● **What is needed**: From the attention-revenue passage below, reproduce word for word the part that begins with the words containing "Selling enough copies" and ends with "the future, anymore.".

● **Article**:

# # # # #

A Future where all kinds of attention-based revenues (i.e. not just advertising-as-we-knew-it but revenue sharing of flat-rate offerings, next-generation ‘2.0’ advertising, up-stream selling and marketing, sponsorships and branding, linking and referring, etc) will very likely surpass copy & unit-sales revenues. A Future where many content creators of all kinds, in all locations, and within all levels of accomplishment will make more money based on what their brand stands for, based on their fans aka users having real, meaningful experiences with or through them, and based on who pays attention to them, when and where.
Selling enough copies of one’s work (whether physical or digital, whether books, songs, movies, software or games) to make this the sole pillar of one’s livelihood has in reality always been reserved to those very few creators that are at the top of the heap (i.e. not in the so-called longtail or even the body). And of course, being hit-driven, the companies that have marketed those that can sell millions of copies globally are the ones who will have the most to lose in the short term and during this paradigm switch-over – Hollywood’s latest disaster movies are not going to be themost-watched movies in India, China and Brazil in the future, anymore.
In our immediate future as content creators and companies that serve them, it’s all about gathering and converting Attention – at least until the world is so well-served with feels-like-free content in return for attention that physical copies become desirable again (and they will).

# # # # #

● **Collected data**:
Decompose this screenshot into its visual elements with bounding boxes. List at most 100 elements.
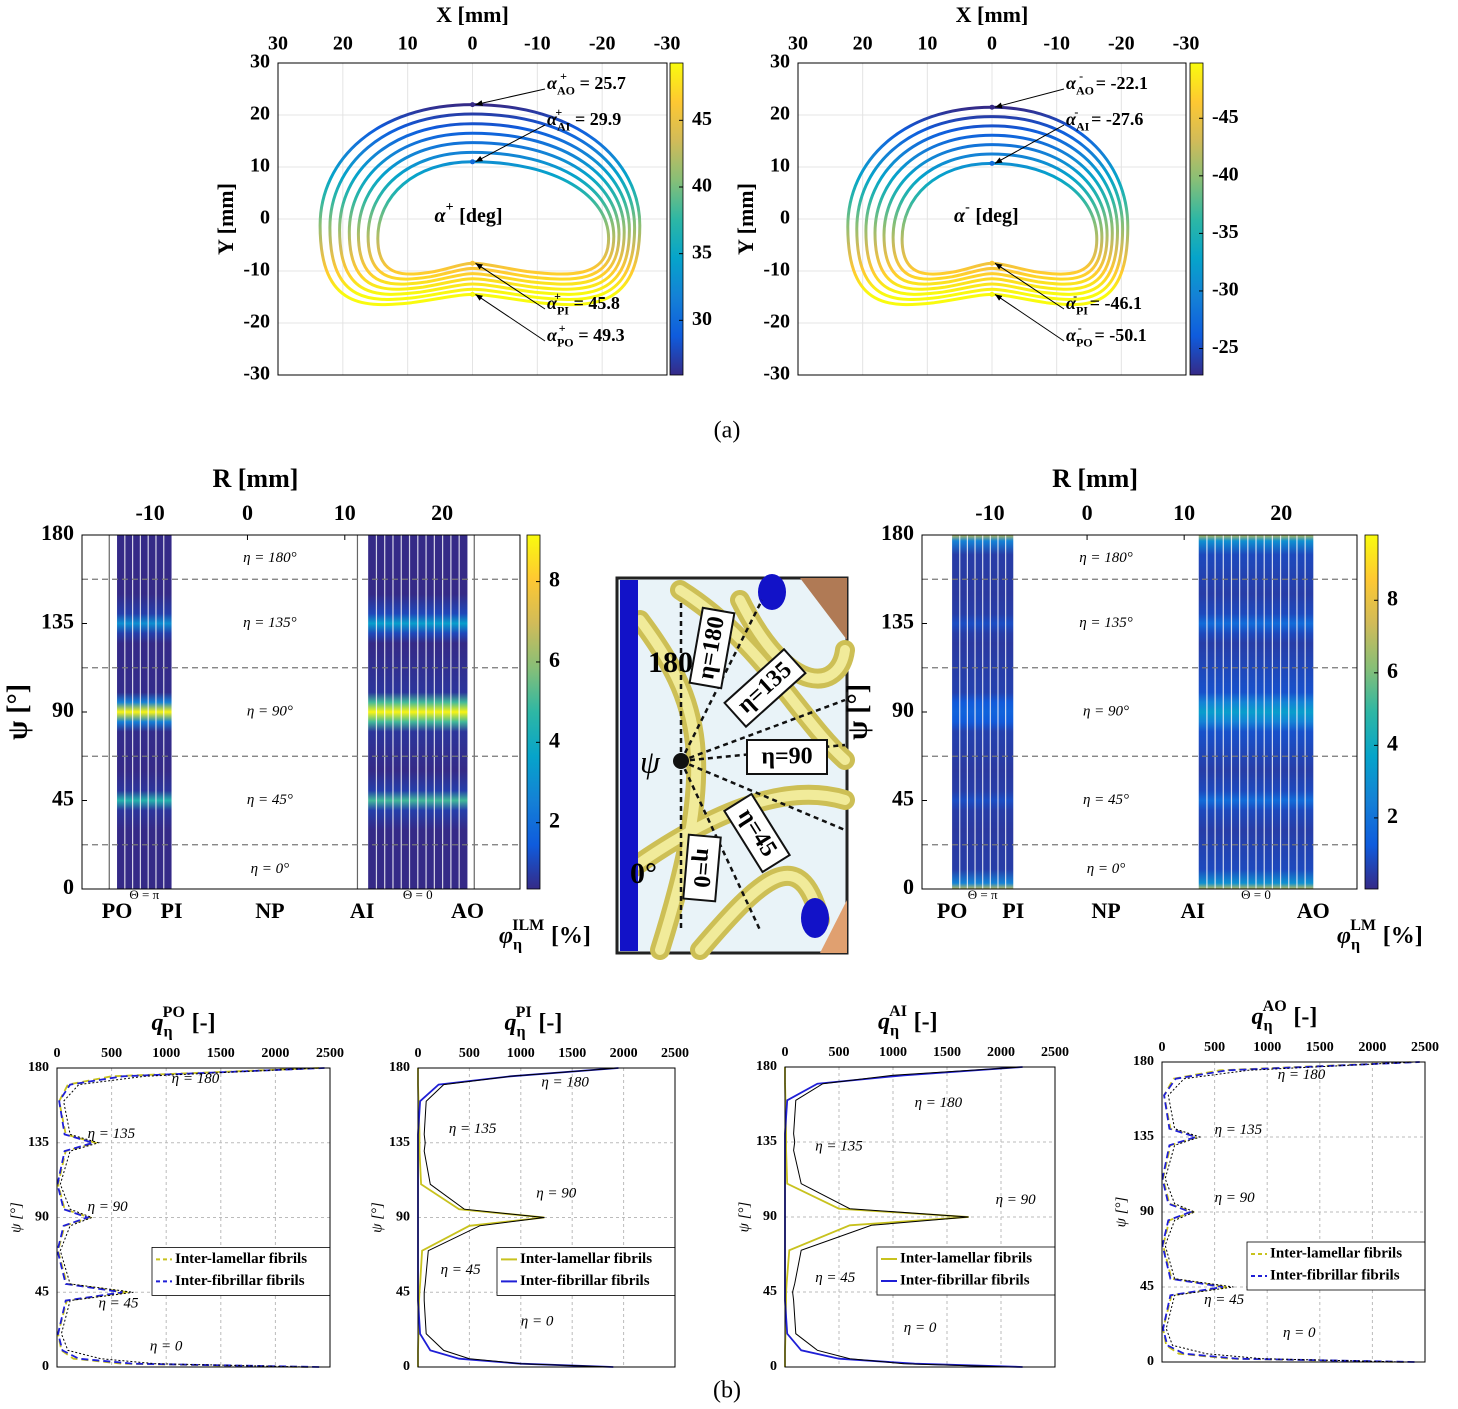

# # # # #

● **Task output**:
Selling enough copies of one’s work (whether physical or digital, whether books, songs, movies, software or games) to make this the sole pillar of one’s livelihood has in reality always been reserved to those very few creators that are at the top of the heap (i.e. not in the so-called longtail or even the body). And of course, being hit-driven, the companies that have marketed those that can sell millions of copies globally are the ones who will have the most to lose in the short term and during this paradigm switch-over – Hollywood’s latest disaster movies are not going to be themost-watched movies in India, China and Brazil in the future, anymore.